Jobs:
**1)** In the mailing-list thread about Radeon multi-ring semaphores, translate this sentence into Spanish: "The extended semaphore test in my repository is also checking for this condition, and it really seems to work fine."
**2)** Carry on writing the mailing-list thread about Radeon multi-ring semaphores, starting after its final sentence.

Excerpt to read:
Re: RFC: Radeon multi ring support branch

[Date Prev][Date Next][Thread Prev][Thread Next][Date Index][Thread Index]

 



On 17.11.2011 17:58, Jerome Glisse wrote:
2011/11/17 Christian König<deathsimple@xxxxxxxxxxx>:
On 16.11.2011 01:24, Jerome Glisse wrote:
Well as we don't specify on which value semaphore should wait on, i am
prety sure the first ring to increment the semaphore will unblock all
waiter. So if you have ring1 that want to wait on ring2 and ring3 as soon as
ring2 or ring3 is done ring1 will go one while either ring2 or ring3 might
not be done. I will test that tomorrow but from doc i have it seems so. Thus
it will be broken with more than one ring, that would mean you have to
allocate one semaphore for each ring couple you want to synchronize. Note
that the usual case will likely be sync btw 2 ring.
Good point, but I played with it a bit more today and it is just behaving as
I thought it would be. A single signal command will just unblock a single
waiter, even if there are multiple waiters currently for this semaphore, the
only thing you can't tell is which waiter will come first.
I am not talking about multiple waiter but about single waiter on multilple
signaler. Current implementation allocate one and only one semaphore
not matter how much ring you want to synchronize with. Which means
the single waiter will be unblock once only a single ring signal, which is
broken if you want to wait for several rings.
Wait a moment, having a single semaphore doesn't means that there is only a single waiter, just take a look at the code again:

        for (i = 0; i < RADEON_NUM_RINGS; ++i) {
                /* no need to sync to our own or unused rings */
                if (i == p->ring || !p->sync_to_ring[i])
                        continue;

                if (!p->ib->fence->semaphore) {
r = radeon_semaphore_create(p->rdev, &p->ib->fence->semaphore);
                        if (r)
                                return r;
                }

radeon_semaphore_emit_signal(p->rdev, i, p->ib->fence->semaphore); radeon_semaphore_emit_wait(p->rdev, p->ring, p->ib->fence->semaphore); <--------
        }

It is allocating a single semaphore, thats correct, but at the same time it emits multiple wait commands. So if we want to synchronize with just one ring, we only wait once on the semaphore, but if we want to synchronize with N rings we also wait N times on the same semaphore. Since we don't really care about the order in which the signal operations arrive that is pretty much ok, because when execution continues after the last wait command it has been made sure that every signal operation has been fired. The extended semaphore test in my repository is also checking for this condition, and it really seems to work fine.

I should also note that the current algorithm will just emit multiple wait
operations to a single ring, and spread the signal operations to all other
rings we are interested in. That isn't very efficient, but should indeed
work quite fine.
Well the cs patch you posted don't do that. It create one semaphore
and emit a wait with that semaphore and emit signal to all ring. That
was my point. But i agree that creating a semaphore for each ring
couple you want to wait for will work.

Stored data:
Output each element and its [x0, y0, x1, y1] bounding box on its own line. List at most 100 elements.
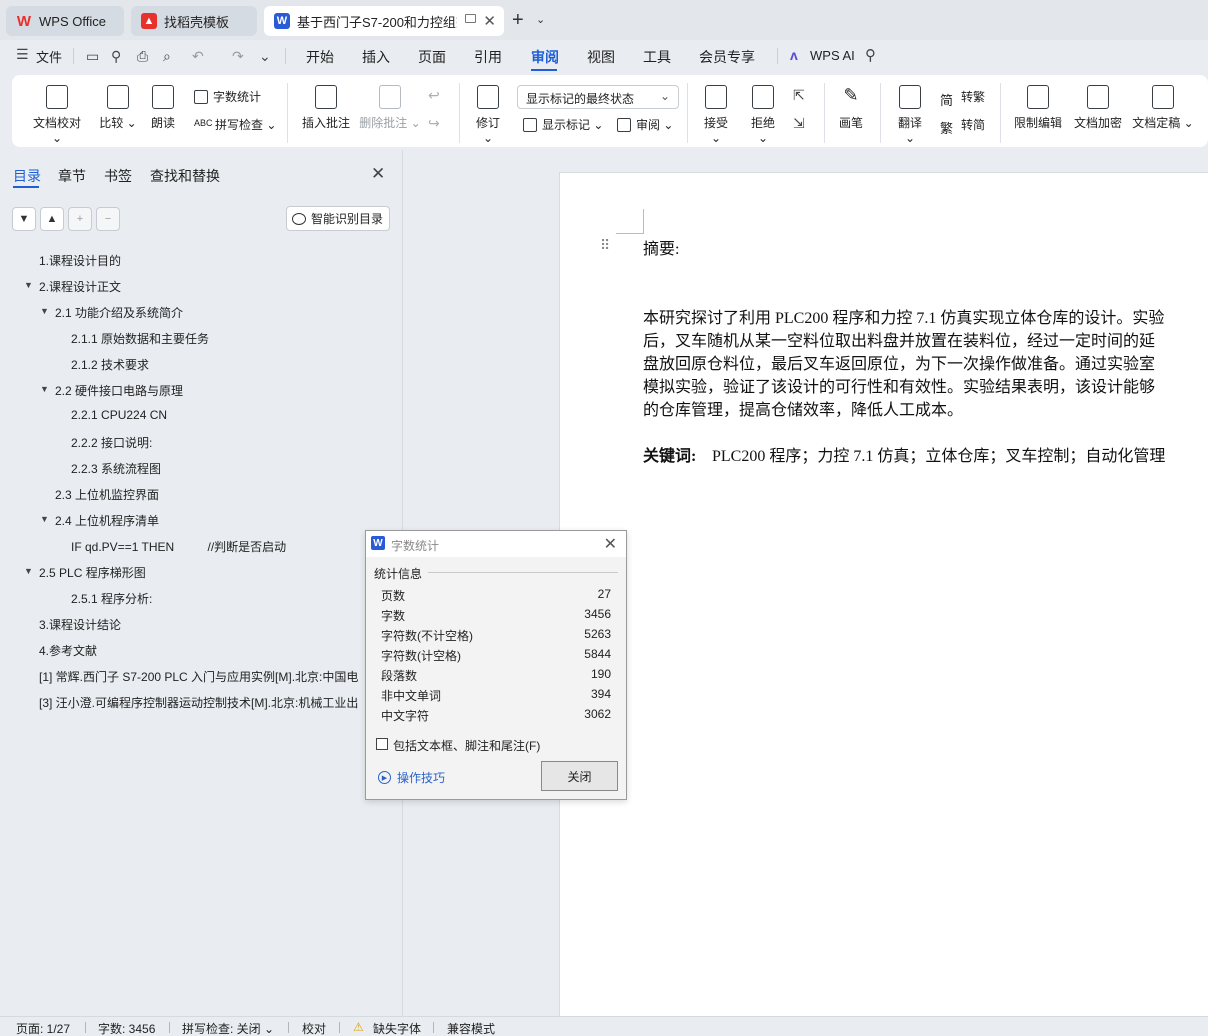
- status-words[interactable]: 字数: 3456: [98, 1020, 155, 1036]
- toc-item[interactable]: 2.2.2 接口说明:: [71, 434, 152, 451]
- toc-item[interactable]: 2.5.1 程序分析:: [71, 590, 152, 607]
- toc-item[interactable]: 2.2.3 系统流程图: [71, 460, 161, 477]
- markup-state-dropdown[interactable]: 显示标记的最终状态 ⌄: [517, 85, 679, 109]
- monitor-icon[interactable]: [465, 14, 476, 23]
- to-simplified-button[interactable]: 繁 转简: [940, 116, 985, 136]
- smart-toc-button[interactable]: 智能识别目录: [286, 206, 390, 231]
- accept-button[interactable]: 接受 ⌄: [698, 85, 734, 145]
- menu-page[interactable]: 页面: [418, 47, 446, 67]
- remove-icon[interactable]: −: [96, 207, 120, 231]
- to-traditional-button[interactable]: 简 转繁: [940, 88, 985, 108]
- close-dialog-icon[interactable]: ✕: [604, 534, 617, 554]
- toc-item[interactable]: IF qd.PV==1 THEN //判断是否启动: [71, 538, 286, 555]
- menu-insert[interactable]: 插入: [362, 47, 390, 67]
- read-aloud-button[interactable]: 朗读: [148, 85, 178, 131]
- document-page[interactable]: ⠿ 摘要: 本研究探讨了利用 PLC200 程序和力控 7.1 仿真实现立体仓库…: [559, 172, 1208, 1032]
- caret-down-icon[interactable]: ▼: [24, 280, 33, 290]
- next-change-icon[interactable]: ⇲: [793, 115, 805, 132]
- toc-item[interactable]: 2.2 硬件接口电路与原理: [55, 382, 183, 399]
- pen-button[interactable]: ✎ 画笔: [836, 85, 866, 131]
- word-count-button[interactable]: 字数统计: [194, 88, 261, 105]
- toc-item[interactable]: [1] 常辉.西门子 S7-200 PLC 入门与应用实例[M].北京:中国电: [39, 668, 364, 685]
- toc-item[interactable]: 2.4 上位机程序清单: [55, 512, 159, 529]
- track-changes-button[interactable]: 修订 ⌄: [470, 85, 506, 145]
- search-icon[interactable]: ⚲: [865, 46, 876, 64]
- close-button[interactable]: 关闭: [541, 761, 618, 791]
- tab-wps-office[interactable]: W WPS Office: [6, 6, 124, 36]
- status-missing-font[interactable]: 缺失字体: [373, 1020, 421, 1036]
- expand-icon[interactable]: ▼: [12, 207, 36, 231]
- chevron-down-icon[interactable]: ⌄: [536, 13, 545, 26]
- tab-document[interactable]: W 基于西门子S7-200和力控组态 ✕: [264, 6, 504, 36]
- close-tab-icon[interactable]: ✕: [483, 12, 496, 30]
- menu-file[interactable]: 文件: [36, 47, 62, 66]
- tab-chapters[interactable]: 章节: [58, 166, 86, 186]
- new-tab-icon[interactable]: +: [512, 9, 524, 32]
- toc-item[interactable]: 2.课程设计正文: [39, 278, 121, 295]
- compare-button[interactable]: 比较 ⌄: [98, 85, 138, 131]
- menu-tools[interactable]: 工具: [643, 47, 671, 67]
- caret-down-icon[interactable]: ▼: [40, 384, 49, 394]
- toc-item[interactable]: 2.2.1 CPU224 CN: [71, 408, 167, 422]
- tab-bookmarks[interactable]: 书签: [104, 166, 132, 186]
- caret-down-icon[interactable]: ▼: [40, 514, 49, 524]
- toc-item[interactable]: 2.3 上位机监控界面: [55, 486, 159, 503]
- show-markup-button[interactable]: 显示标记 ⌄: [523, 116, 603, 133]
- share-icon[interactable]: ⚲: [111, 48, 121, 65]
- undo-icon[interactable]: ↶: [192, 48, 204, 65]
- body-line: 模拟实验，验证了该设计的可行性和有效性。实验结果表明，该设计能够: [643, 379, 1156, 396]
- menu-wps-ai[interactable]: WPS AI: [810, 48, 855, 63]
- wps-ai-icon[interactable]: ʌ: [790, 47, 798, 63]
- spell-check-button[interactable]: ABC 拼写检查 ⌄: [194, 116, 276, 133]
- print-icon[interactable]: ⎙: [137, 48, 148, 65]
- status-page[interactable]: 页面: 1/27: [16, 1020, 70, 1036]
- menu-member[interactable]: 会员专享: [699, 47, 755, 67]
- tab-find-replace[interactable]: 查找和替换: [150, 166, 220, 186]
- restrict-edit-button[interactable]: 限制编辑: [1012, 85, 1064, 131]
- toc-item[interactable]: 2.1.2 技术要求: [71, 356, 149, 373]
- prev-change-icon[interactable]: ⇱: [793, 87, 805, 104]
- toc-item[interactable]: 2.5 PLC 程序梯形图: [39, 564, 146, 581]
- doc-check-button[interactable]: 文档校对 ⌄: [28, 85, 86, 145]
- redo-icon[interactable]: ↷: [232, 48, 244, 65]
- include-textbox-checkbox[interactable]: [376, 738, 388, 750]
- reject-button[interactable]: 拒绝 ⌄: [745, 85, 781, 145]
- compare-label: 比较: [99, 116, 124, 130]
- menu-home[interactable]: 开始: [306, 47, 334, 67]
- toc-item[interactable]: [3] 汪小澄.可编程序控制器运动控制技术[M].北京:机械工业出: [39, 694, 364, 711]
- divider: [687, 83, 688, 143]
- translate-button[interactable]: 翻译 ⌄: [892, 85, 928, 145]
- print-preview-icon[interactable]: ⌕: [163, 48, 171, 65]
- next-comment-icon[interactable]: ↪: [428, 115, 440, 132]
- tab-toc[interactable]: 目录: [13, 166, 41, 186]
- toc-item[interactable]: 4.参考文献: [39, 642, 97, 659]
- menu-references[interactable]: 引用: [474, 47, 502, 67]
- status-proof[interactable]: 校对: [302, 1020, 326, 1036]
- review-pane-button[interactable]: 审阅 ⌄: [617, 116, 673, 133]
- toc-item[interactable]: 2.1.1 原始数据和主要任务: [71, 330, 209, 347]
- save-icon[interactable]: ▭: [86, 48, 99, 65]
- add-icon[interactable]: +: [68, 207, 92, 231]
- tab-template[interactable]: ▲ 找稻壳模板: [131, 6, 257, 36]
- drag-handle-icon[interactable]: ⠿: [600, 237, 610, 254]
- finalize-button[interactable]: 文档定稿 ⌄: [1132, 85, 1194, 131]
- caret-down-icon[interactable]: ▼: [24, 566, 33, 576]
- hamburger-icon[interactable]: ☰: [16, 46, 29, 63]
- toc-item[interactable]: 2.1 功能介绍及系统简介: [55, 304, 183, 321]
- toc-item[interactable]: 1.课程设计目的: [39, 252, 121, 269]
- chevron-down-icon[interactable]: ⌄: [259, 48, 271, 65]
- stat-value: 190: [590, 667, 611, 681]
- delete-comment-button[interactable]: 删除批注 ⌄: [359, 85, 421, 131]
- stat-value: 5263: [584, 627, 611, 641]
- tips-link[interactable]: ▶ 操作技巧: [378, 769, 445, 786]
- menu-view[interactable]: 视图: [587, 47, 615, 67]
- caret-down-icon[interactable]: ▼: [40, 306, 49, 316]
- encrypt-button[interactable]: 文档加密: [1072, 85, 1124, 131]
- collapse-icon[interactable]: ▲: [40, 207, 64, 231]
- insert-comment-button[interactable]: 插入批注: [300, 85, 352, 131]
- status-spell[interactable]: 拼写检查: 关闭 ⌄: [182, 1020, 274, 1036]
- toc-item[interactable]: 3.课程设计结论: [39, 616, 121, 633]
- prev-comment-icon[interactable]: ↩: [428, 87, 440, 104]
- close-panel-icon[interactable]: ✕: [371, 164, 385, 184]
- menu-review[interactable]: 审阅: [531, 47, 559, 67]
* * *
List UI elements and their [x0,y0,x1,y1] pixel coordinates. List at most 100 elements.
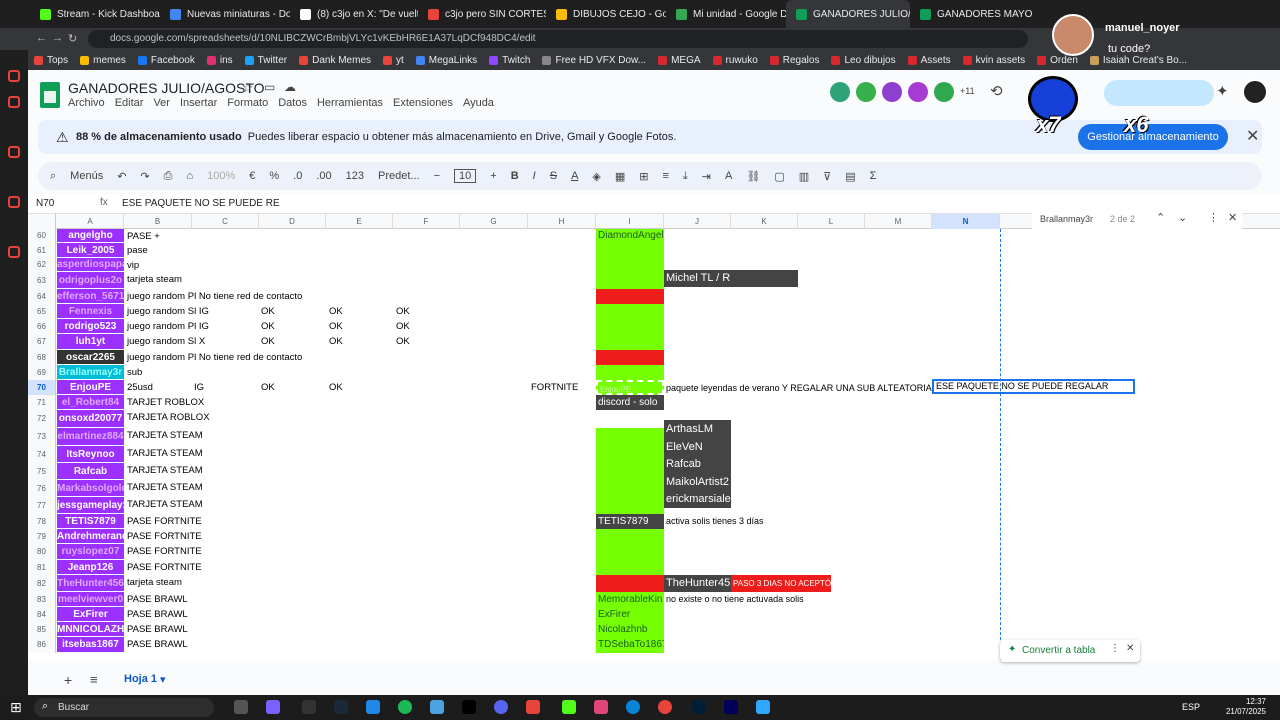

The replies:
**1)** La prueba ampliada de semáforos en mi repositorio también comprueba esta condición, y realmente parece funcionar bien.

**2)**
After retesting the first patch  drm/radeon: fix debugfs handling is NAK
a complete no go.

Issue is that radeon_debugfs_cleanup is call after rdev is free. This
is why i used a static array. I forgot about that, i should have put a
comment. I guess you built your kernel without debugfs or that you
didn't tested to reload the module.
Mhm, I have tested it, seen the crash, and didn't thought that this is a
problem. Don't ask me why I can't understand it myself right now.

Anyway, I moved the unregistering of the files into a separate function,
which is now called from radeon_device_fini instead of
radeon_debugfs_cleanup. That seems to work fine, at least if I haven't
missed something else.
Please don't touch the debugfs stuff, it's fine the way it is. No need to
change anything there.
At least for me there is need to change something, because using a static variable causes the debugfs files to only appear on the first card in the system. And in my configuration the first card is always the onboard APU, so I wondered for half a day why a locked up IB doesn't contains any data, until i finally recognized that I'm looking at the wrong GPU in the system.

I also merged your indention fixes and the fix for the never allocated
semaphores and pushed the result into my public repository
(http://cgit.freedesktop.org/~deathsimple/linux), so please take another
look at it.

I will take a look

Thanks, but please be aware that I'm going to also integrate Alex patches ontop of it today and also give it another test round, just to make sure that I'm not doing anything stupid with the debugfs code. So if you haven't done already please wait a bit more.

Thanks,
Christian.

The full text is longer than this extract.